Data extracted from a collection:
--*--

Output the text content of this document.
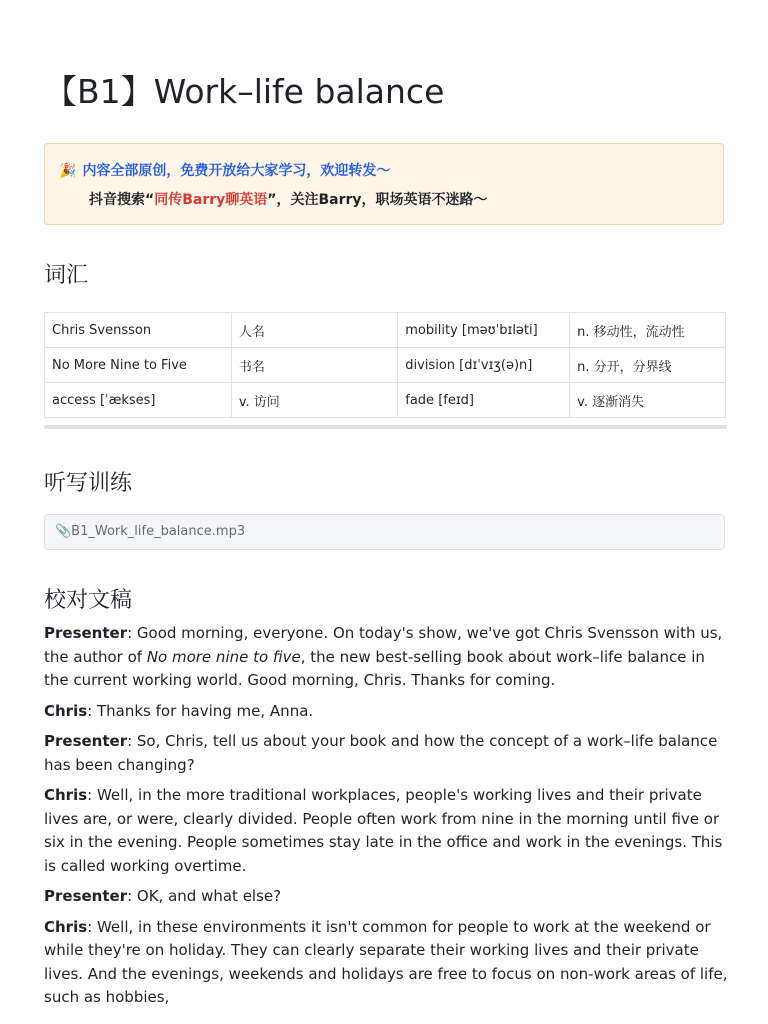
【B1】Work–life balance
🎉 内容全部原创，免费开放给大家学习，欢迎转发～
抖音搜索“同传Barry聊英语”，关注Barry，职场英语不迷路～
词汇
Chris Svensson	人名	mobility [məʊˈbɪləti]	n. 移动性，流动性
No More Nine to Five	书名	division [dɪˈvɪʒ(ə)n]	n. 分开，分界线
access [ˈækses]	v. 访问	fade [feɪd]	v. 逐渐消失
听写训练
📎B1_Work_life_balance.mp3
校对文稿

Presenter: Good morning, everyone. On today's show, we've got Chris Svensson with us, the author of No more nine to five, the new best-selling book about work–life balance in the current working world. Good morning, Chris. Thanks for coming.

Chris: Thanks for having me, Anna.

Presenter: So, Chris, tell us about your book and how the concept of a work–life balance has been changing?

Chris: Well, in the more traditional workplaces, people's working lives and their private lives are, or were, clearly divided. People often work from nine in the morning until five or six in the evening. People sometimes stay late in the office and work in the evenings. This is called working overtime.

Presenter: OK, and what else?

Chris: Well, in these environments it isn't common for people to work at the weekend or while they're on holiday. They can clearly separate their working lives and their private lives. And the evenings, weekends and holidays are free to focus on non-work areas of life, such as hobbies,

--*--

Exercise directions
Find the word "Thanks" in the records and pull out each line that has it.

Worked solution
Presenter: Good morning, everyone. On today's show, we've got Chris Svensson with us, the author of No more nine to five, the new best-selling book about work–life balance in the current working world. Good morning, Chris. Thanks for coming.
Chris: Thanks for having me, Anna.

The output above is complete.